Stored items:
===============

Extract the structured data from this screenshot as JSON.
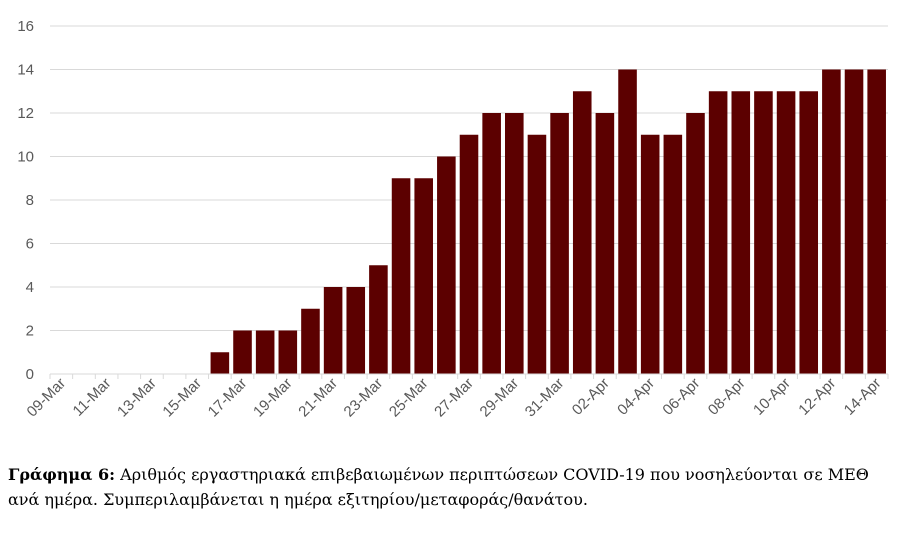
{
  "chart_data": {
    "type": "bar",
    "title": "",
    "xlabel": "",
    "ylabel": "",
    "ylim": [
      0,
      16
    ],
    "yticks": [
      0,
      2,
      4,
      6,
      8,
      10,
      12,
      14,
      16
    ],
    "grid": true,
    "bar_color": "#5c0000",
    "categories": [
      "09-Mar",
      "10-Mar",
      "11-Mar",
      "12-Mar",
      "13-Mar",
      "14-Mar",
      "15-Mar",
      "16-Mar",
      "17-Mar",
      "18-Mar",
      "19-Mar",
      "20-Mar",
      "21-Mar",
      "22-Mar",
      "23-Mar",
      "24-Mar",
      "25-Mar",
      "26-Mar",
      "27-Mar",
      "28-Mar",
      "29-Mar",
      "30-Mar",
      "31-Mar",
      "01-Apr",
      "02-Apr",
      "03-Apr",
      "04-Apr",
      "05-Apr",
      "06-Apr",
      "07-Apr",
      "08-Apr",
      "09-Apr",
      "10-Apr",
      "11-Apr",
      "12-Apr",
      "13-Apr",
      "14-Apr"
    ],
    "x_tick_labels": [
      "09-Mar",
      "11-Mar",
      "13-Mar",
      "15-Mar",
      "17-Mar",
      "19-Mar",
      "21-Mar",
      "23-Mar",
      "25-Mar",
      "27-Mar",
      "29-Mar",
      "31-Mar",
      "02-Apr",
      "04-Apr",
      "06-Apr",
      "08-Apr",
      "10-Apr",
      "12-Apr",
      "14-Apr"
    ],
    "values": [
      0,
      0,
      0,
      0,
      0,
      0,
      0,
      1,
      2,
      2,
      2,
      3,
      4,
      4,
      5,
      9,
      9,
      10,
      11,
      12,
      12,
      11,
      12,
      13,
      12,
      14,
      11,
      11,
      12,
      13,
      13,
      13,
      13,
      13,
      14,
      14,
      14
    ]
  },
  "caption": {
    "label": "Γράφημα 6:",
    "text": " Αριθμός εργαστηριακά επιβεβαιωμένων περιπτώσεων COVID-19 που νοσηλεύονται σε ΜΕΘ ανά ημέρα. Συμπεριλαμβάνεται η ημέρα εξιτηρίου/μεταφοράς/θανάτου."
  }
}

===============

• Task directions:
Omit the pictures and output all of the other material exactly.

• Solution for this exercise:
Extract the structured data from this screenshot as JSON.
{
  "chart_data": {
    "type": "bar",
    "title": "",
    "xlabel": "",
    "ylabel": "",
    "ylim": [
      0,
      16
    ],
    "yticks": [
      0,
      2,
      4,
      6,
      8,
      10,
      12,
      14,
      16
    ],
    "grid": true,
    "bar_color": "#5c0000",
    "categories": [
      "09-Mar",
      "10-Mar",
      "11-Mar",
      "12-Mar",
      "13-Mar",
      "14-Mar",
      "15-Mar",
      "16-Mar",
      "17-Mar",
      "18-Mar",
      "19-Mar",
      "20-Mar",
      "21-Mar",
      "22-Mar",
      "23-Mar",
      "24-Mar",
      "25-Mar",
      "26-Mar",
      "27-Mar",
      "28-Mar",
      "29-Mar",
      "30-Mar",
      "31-Mar",
      "01-Apr",
      "02-Apr",
      "03-Apr",
      "04-Apr",
      "05-Apr",
      "06-Apr",
      "07-Apr",
      "08-Apr",
      "09-Apr",
      "10-Apr",
      "11-Apr",
      "12-Apr",
      "13-Apr",
      "14-Apr"
    ],
    "x_tick_labels": [
      "09-Mar",
      "11-Mar",
      "13-Mar",
      "15-Mar",
      "17-Mar",
      "19-Mar",
      "21-Mar",
      "23-Mar",
      "25-Mar",
      "27-Mar",
      "29-Mar",
      "31-Mar",
      "02-Apr",
      "04-Apr",
      "06-Apr",
      "08-Apr",
      "10-Apr",
      "12-Apr",
      "14-Apr"
    ],
    "values": [
      0,
      0,
      0,
      0,
      0,
      0,
      0,
      1,
      2,
      2,
      2,
      3,
      4,
      4,
      5,
      9,
      9,
      10,
      11,
      12,
      12,
      11,
      12,
      13,
      12,
      14,
      11,
      11,
      12,
      13,
      13,
      13,
      13,
      13,
      14,
      14,
      14
    ]
  },
  "caption": {
    "label": "Γράφημα 6:",
    "text": " Αριθμός εργαστηριακά επιβεβαιωμένων περιπτώσεων COVID-19 που νοσηλεύονται σε ΜΕΘ ανά ημέρα. Συμπεριλαμβάνεται η ημέρα εξιτηρίου/μεταφοράς/θανάτου."
  }
}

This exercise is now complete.